== Available data ==

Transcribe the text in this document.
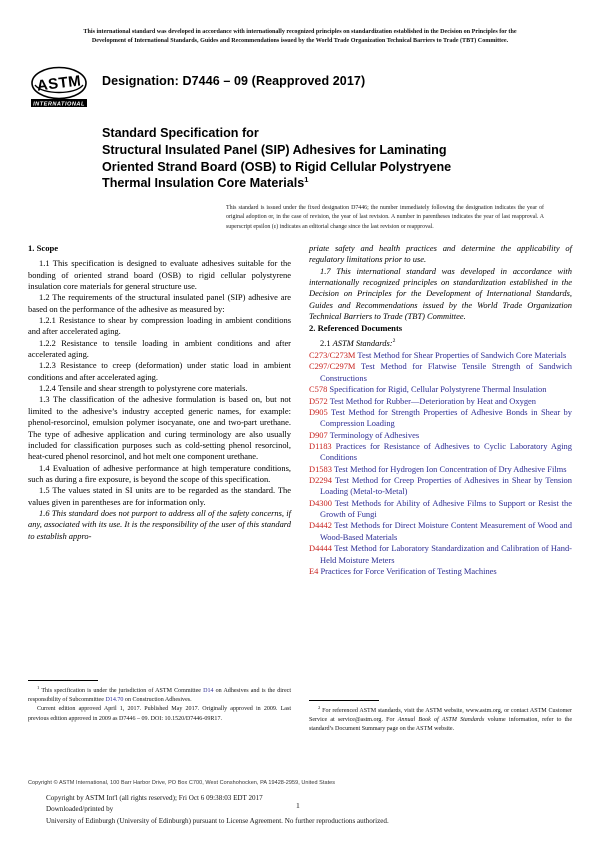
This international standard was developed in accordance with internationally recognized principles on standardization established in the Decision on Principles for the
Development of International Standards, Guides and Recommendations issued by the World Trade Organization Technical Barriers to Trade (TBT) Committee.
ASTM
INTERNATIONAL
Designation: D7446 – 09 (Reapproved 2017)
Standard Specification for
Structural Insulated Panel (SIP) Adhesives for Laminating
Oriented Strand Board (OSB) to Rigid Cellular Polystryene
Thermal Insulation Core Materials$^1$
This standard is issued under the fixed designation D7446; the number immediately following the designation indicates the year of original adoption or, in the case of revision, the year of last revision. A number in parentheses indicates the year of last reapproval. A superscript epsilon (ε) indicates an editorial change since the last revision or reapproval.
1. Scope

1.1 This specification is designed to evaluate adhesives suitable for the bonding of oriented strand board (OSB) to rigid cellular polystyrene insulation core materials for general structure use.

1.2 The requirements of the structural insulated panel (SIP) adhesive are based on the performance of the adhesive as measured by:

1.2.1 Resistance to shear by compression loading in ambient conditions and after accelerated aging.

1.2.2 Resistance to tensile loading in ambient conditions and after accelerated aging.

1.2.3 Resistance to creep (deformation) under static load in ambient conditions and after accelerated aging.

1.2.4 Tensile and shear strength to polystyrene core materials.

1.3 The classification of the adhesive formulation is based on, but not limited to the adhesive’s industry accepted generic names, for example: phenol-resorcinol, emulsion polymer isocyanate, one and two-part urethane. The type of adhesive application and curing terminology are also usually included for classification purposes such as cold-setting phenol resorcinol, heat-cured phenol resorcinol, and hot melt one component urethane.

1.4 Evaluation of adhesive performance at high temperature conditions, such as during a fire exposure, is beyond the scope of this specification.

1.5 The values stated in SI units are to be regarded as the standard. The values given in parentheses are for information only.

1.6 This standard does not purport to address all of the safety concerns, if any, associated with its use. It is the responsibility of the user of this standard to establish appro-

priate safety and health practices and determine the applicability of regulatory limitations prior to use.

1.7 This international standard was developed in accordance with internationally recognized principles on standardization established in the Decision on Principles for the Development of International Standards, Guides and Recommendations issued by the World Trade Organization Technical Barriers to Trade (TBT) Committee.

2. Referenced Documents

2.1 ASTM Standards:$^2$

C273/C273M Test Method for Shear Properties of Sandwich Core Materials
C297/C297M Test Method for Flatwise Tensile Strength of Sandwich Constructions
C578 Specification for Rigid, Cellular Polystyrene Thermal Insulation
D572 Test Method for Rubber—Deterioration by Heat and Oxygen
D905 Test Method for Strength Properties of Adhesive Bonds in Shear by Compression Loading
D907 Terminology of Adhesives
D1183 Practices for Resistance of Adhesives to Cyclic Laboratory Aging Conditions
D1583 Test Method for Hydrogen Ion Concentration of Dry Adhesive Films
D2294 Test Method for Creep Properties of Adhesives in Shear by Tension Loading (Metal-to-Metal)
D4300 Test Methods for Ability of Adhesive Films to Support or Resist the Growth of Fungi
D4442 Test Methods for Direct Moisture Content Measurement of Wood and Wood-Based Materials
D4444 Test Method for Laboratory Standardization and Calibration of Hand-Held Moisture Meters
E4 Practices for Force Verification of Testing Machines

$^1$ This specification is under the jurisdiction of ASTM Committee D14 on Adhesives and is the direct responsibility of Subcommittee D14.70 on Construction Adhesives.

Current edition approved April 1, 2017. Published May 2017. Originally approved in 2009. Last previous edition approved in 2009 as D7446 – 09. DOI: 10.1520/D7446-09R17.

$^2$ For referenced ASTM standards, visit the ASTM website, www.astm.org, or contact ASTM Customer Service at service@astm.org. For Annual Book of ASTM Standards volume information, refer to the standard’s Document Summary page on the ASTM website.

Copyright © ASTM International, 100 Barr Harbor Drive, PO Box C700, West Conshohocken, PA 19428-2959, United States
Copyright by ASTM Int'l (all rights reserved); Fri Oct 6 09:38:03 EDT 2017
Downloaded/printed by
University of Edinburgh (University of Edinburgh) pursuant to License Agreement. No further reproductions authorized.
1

===
== Available data ==

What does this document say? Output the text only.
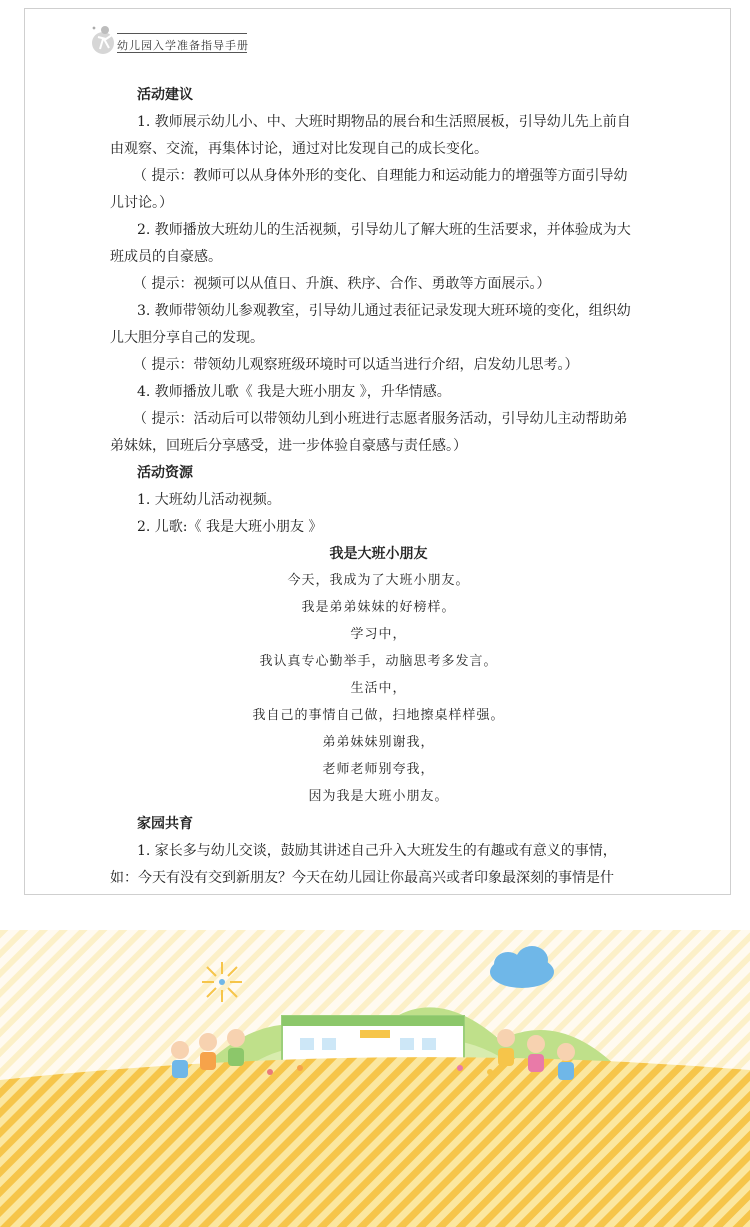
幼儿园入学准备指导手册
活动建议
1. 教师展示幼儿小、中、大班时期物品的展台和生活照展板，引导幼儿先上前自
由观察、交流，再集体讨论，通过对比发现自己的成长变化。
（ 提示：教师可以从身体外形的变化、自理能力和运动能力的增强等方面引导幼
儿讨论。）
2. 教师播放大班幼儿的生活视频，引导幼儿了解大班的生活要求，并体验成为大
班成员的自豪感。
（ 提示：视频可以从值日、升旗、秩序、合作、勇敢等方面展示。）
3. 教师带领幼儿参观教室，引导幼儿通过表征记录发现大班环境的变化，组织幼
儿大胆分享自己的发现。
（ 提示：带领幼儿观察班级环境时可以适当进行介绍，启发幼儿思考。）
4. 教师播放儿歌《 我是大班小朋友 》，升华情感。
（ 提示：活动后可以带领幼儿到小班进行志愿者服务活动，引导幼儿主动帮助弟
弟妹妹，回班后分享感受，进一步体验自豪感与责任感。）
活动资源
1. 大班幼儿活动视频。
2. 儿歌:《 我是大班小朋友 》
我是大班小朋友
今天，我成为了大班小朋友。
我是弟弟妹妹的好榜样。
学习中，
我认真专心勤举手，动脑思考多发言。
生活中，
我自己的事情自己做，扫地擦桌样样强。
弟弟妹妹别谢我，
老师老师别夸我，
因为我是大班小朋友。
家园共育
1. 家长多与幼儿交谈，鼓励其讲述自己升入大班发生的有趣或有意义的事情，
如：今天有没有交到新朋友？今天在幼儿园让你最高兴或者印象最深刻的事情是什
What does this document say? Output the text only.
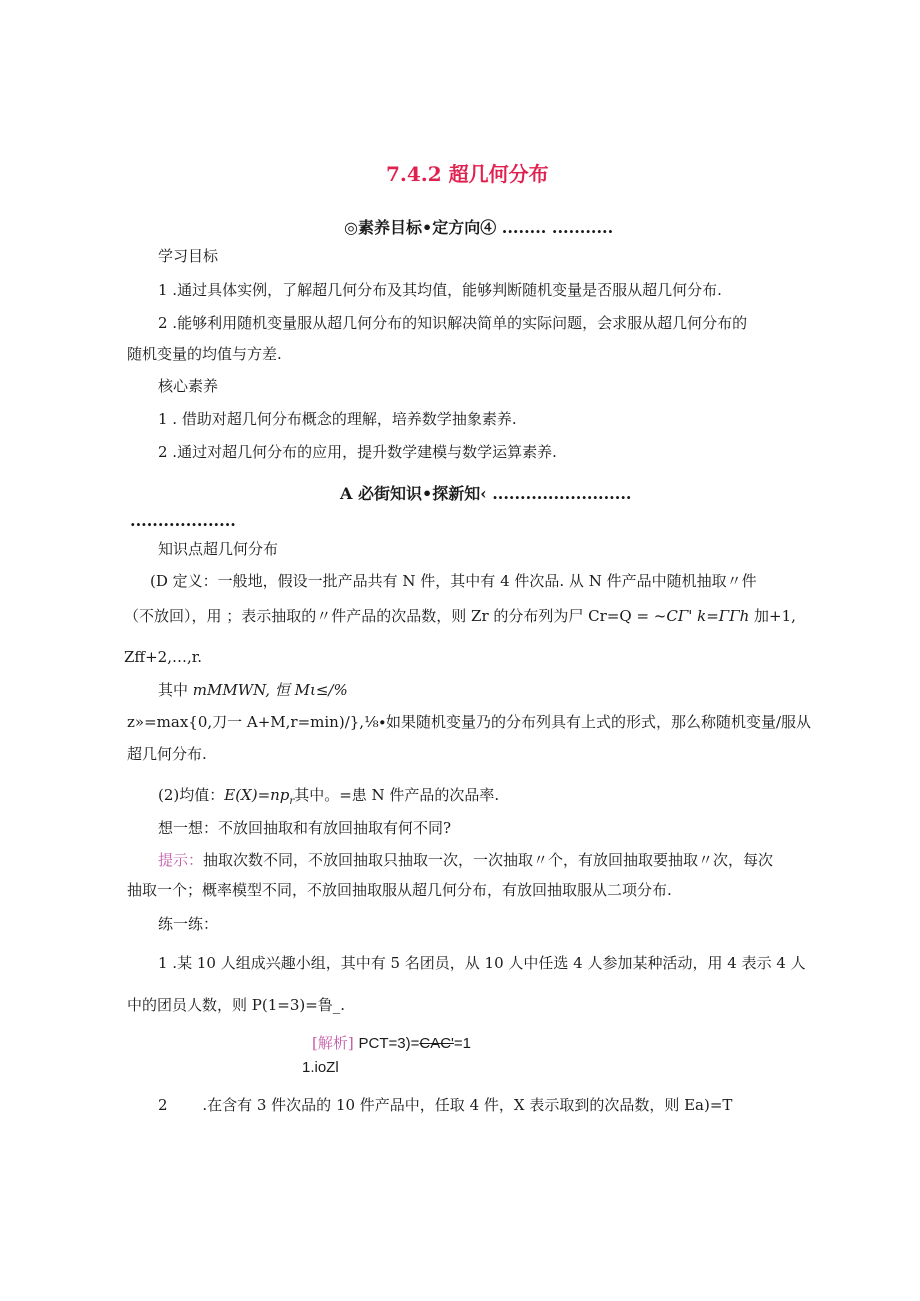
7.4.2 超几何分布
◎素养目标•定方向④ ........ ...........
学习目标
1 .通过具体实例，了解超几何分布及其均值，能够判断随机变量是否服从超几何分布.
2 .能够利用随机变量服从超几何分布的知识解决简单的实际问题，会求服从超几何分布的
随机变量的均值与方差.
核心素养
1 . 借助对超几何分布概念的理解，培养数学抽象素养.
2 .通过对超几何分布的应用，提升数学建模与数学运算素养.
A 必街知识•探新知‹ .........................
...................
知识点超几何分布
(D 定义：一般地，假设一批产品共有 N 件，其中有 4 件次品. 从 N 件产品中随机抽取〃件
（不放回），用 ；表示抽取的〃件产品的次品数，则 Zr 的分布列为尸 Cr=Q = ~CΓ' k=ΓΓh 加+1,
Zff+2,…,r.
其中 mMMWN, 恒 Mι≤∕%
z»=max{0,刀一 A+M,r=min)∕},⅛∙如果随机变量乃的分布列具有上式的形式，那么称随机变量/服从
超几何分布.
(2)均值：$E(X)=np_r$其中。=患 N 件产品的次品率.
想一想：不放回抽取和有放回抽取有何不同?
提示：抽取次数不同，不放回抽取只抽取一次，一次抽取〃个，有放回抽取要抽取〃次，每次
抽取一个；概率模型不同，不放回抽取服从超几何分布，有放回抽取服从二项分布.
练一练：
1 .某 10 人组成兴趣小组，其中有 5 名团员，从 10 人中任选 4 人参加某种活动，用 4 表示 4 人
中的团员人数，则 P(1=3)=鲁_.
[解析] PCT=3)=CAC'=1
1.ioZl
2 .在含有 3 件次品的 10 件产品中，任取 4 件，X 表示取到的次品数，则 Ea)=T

===
== Available data ==

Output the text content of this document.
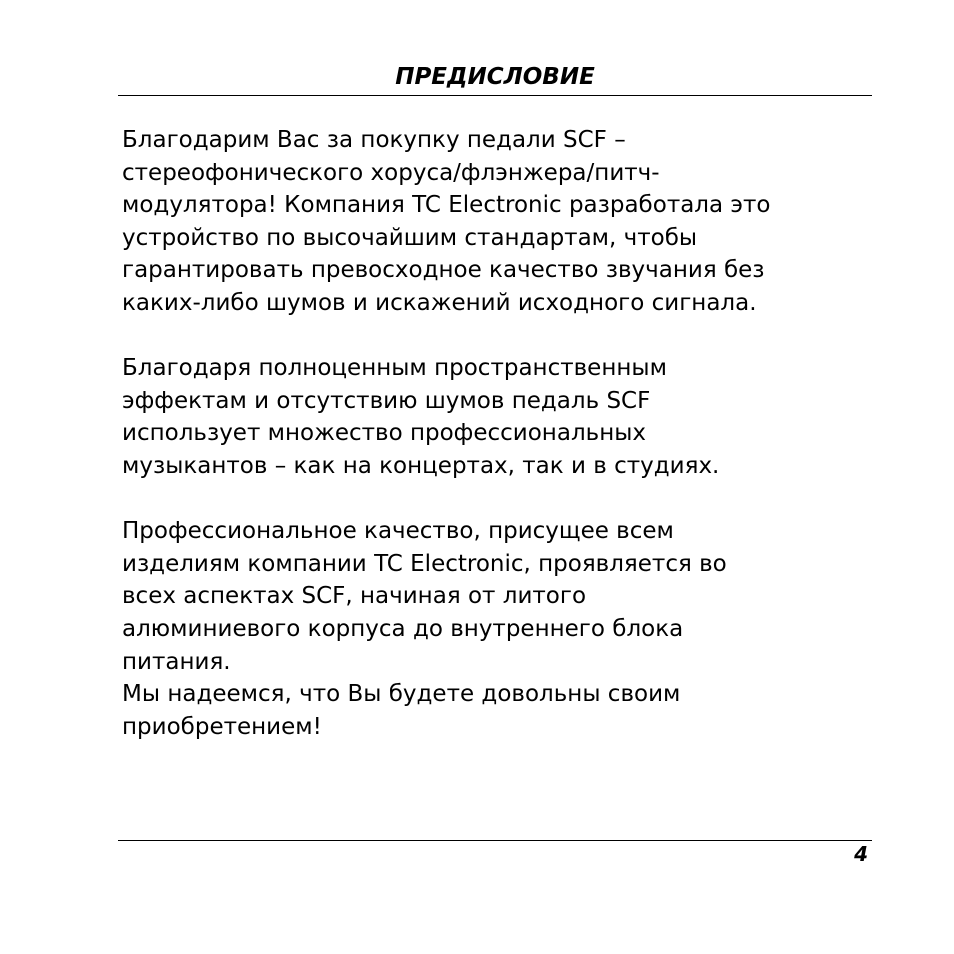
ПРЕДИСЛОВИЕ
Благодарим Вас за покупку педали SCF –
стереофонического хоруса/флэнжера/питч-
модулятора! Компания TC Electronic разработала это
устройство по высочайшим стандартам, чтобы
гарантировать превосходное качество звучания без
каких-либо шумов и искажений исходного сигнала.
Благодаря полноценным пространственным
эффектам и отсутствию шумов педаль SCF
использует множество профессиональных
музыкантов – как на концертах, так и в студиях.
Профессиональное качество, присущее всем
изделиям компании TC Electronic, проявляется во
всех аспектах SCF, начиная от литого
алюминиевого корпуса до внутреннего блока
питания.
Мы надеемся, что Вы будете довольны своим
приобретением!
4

===

• Prompt
List every line above that holds the word "issued".

• Correct answer
Development of International Standards, Guides and Recommendations issued by the World Trade Organization Technical Barriers to Trade (TBT) Committee.
This standard is issued under the fixed designation D7446; the number immediately following the designation indicates the year of original adoption or, in the case of revision, the year of last revision. A number in parentheses indicates the year of last reapproval. A superscript epsilon (ε) indicates an editorial change since the last revision or reapproval.
1.7 This international standard was developed in accordance with internationally recognized principles on standardization established in the Decision on Principles for the Development of International Standards, Guides and Recommendations issued by the World Trade Organization Technical Barriers to Trade (TBT) Committee.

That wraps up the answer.